Written request: Using the listing below, give the number of lines where "Демо" appears, and nothing else.
----- Dataset
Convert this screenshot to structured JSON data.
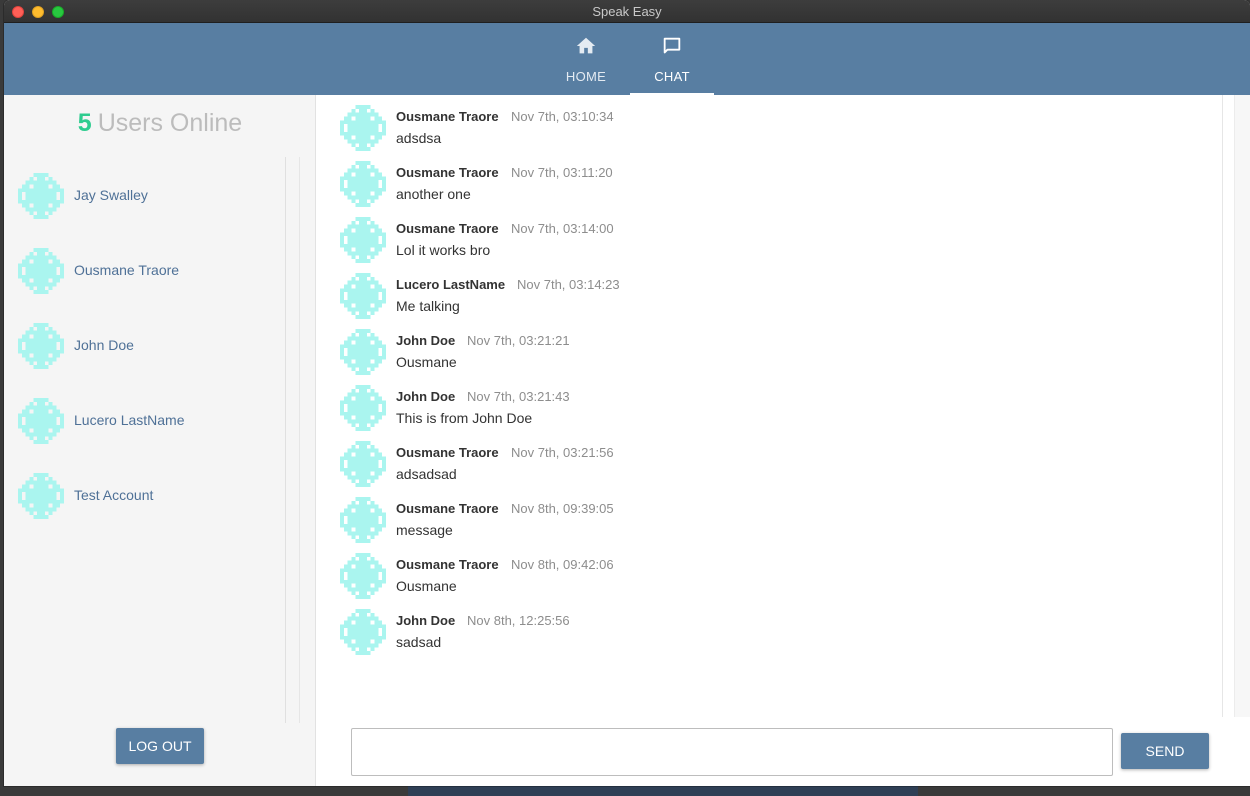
{
  "window": {
    "title": "Speak Easy"
  },
  "nav": {
    "tabs": [
      {
        "label": "HOME",
        "icon": "home-icon"
      },
      {
        "label": "CHAT",
        "icon": "chat-icon",
        "active": true
      }
    ]
  },
  "sidebar": {
    "online_count": "5",
    "online_label": "Users Online",
    "users": [
      {
        "name": "Jay Swalley"
      },
      {
        "name": "Ousmane Traore"
      },
      {
        "name": "John Doe"
      },
      {
        "name": "Lucero LastName"
      },
      {
        "name": "Test Account"
      }
    ],
    "logout_label": "LOG OUT"
  },
  "chat": {
    "messages": [
      {
        "author": "Ousmane Traore",
        "time": "Nov 7th, 03:10:34",
        "text": "adsdsa"
      },
      {
        "author": "Ousmane Traore",
        "time": "Nov 7th, 03:11:20",
        "text": "another one"
      },
      {
        "author": "Ousmane Traore",
        "time": "Nov 7th, 03:14:00",
        "text": "Lol it works bro"
      },
      {
        "author": "Lucero LastName",
        "time": "Nov 7th, 03:14:23",
        "text": "Me talking"
      },
      {
        "author": "John Doe",
        "time": "Nov 7th, 03:21:21",
        "text": "Ousmane"
      },
      {
        "author": "John Doe",
        "time": "Nov 7th, 03:21:43",
        "text": "This is from John Doe"
      },
      {
        "author": "Ousmane Traore",
        "time": "Nov 7th, 03:21:56",
        "text": "adsadsad"
      },
      {
        "author": "Ousmane Traore",
        "time": "Nov 8th, 09:39:05",
        "text": "message"
      },
      {
        "author": "Ousmane Traore",
        "time": "Nov 8th, 09:42:06",
        "text": "Ousmane"
      },
      {
        "author": "John Doe",
        "time": "Nov 8th, 12:25:56",
        "text": "sadsad"
      }
    ],
    "composer_value": "",
    "composer_placeholder": "",
    "send_label": "SEND"
  },
  "colors": {
    "brand": "#587ea2",
    "online_accent": "#2ecc8f",
    "avatar": "#aaf5ef"
  }
}
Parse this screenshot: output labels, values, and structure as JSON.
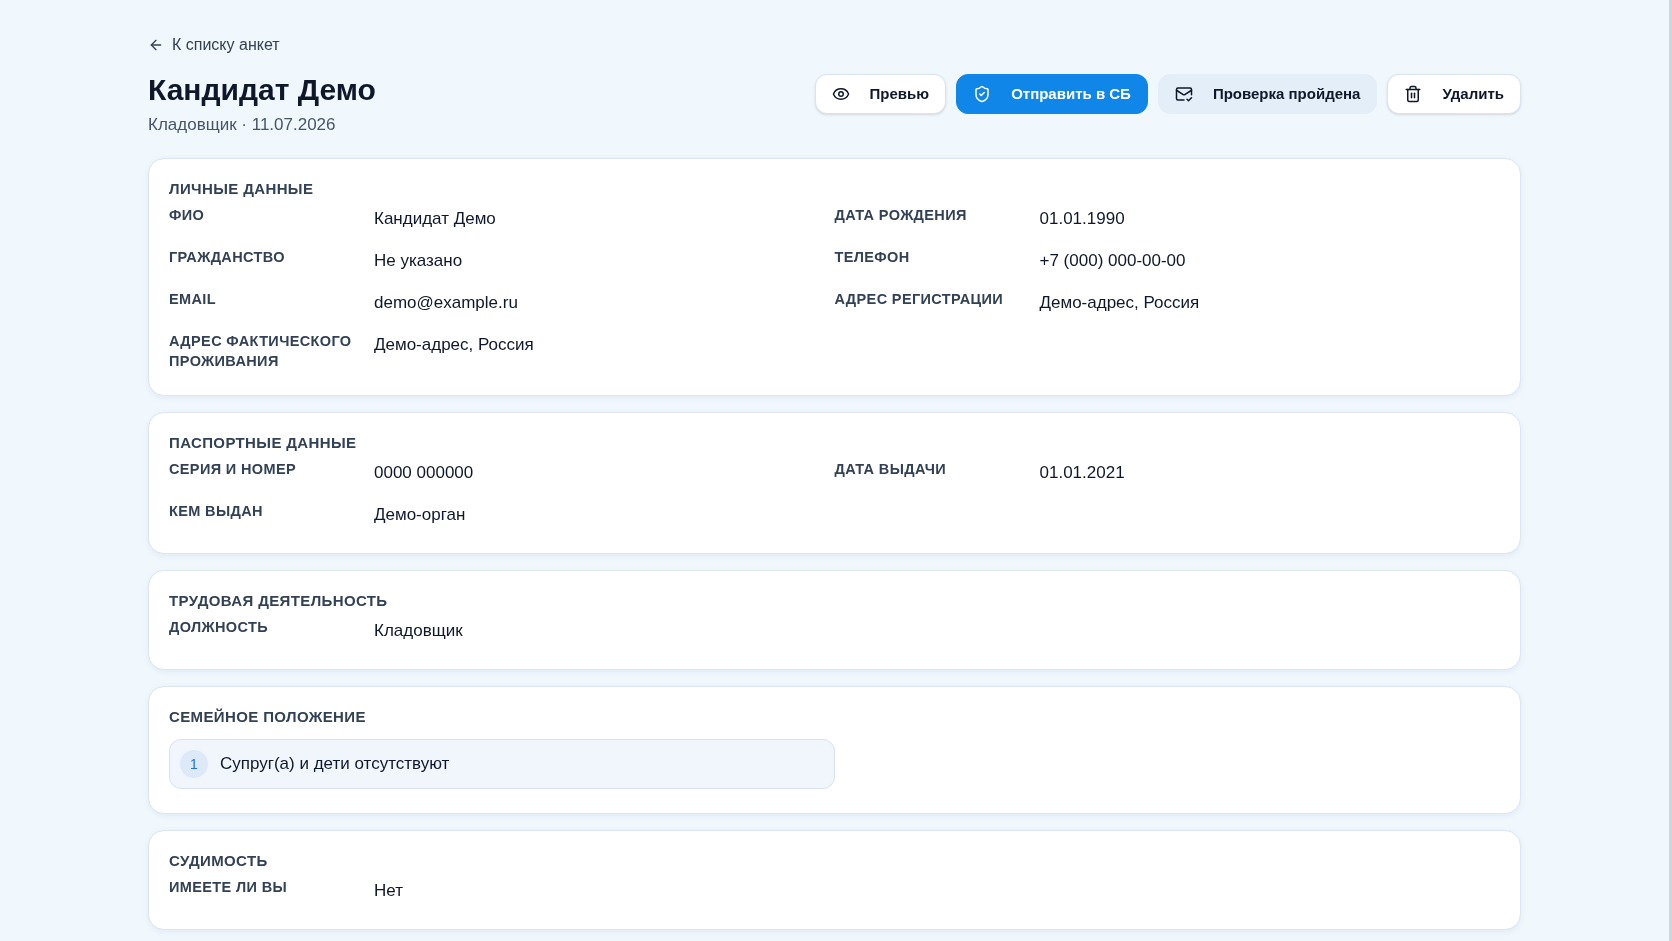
{
  "back_link": "К списку анкет",
  "title": "Кандидат Демо",
  "subtitle": "Кладовщик · 11.07.2026",
  "actions": [
    {
      "label": "Превью",
      "kind": "outline"
    },
    {
      "label": "Отправить в СБ",
      "kind": "primary"
    },
    {
      "label": "Проверка пройдена",
      "kind": "tinted"
    },
    {
      "label": "Удалить",
      "kind": "outline"
    }
  ],
  "sections": [
    {
      "title": "ЛИЧНЫЕ ДАННЫЕ",
      "kind": "fields",
      "fields": [
        {
          "label": "ФИО",
          "value": "Кандидат Демо"
        },
        {
          "label": "ДАТА РОЖДЕНИЯ",
          "value": "01.01.1990"
        },
        {
          "label": "ГРАЖДАНСТВО",
          "value": "Не указано"
        },
        {
          "label": "ТЕЛЕФОН",
          "value": "+7 (000) 000-00-00"
        },
        {
          "label": "EMAIL",
          "value": "demo@example.ru"
        },
        {
          "label": "АДРЕС РЕГИСТРАЦИИ",
          "value": "Демо-адрес, Россия"
        },
        {
          "label": "АДРЕС ФАКТИЧЕСКОГО ПРОЖИВАНИЯ",
          "value": "Демо-адрес, Россия"
        }
      ]
    },
    {
      "title": "ПАСПОРТНЫЕ ДАННЫЕ",
      "kind": "fields",
      "fields": [
        {
          "label": "СЕРИЯ И НОМЕР",
          "value": "0000 000000"
        },
        {
          "label": "ДАТА ВЫДАЧИ",
          "value": "01.01.2021"
        },
        {
          "label": "КЕМ ВЫДАН",
          "value": "Демо-орган"
        }
      ]
    },
    {
      "title": "ТРУДОВАЯ ДЕЯТЕЛЬНОСТЬ",
      "kind": "fields",
      "fields": [
        {
          "label": "ДОЛЖНОСТЬ",
          "value": "Кладовщик"
        }
      ]
    },
    {
      "title": "СЕМЕЙНОЕ ПОЛОЖЕНИЕ",
      "kind": "list",
      "items": [
        {
          "number": "1",
          "text": "Супруг(а) и дети отсутствуют"
        }
      ]
    },
    {
      "title": "СУДИМОСТЬ",
      "kind": "fields",
      "fields": [
        {
          "label": "ИМЕЕТЕ ЛИ ВЫ",
          "value": "Нет"
        }
      ]
    }
  ]
}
----------
Answer: 5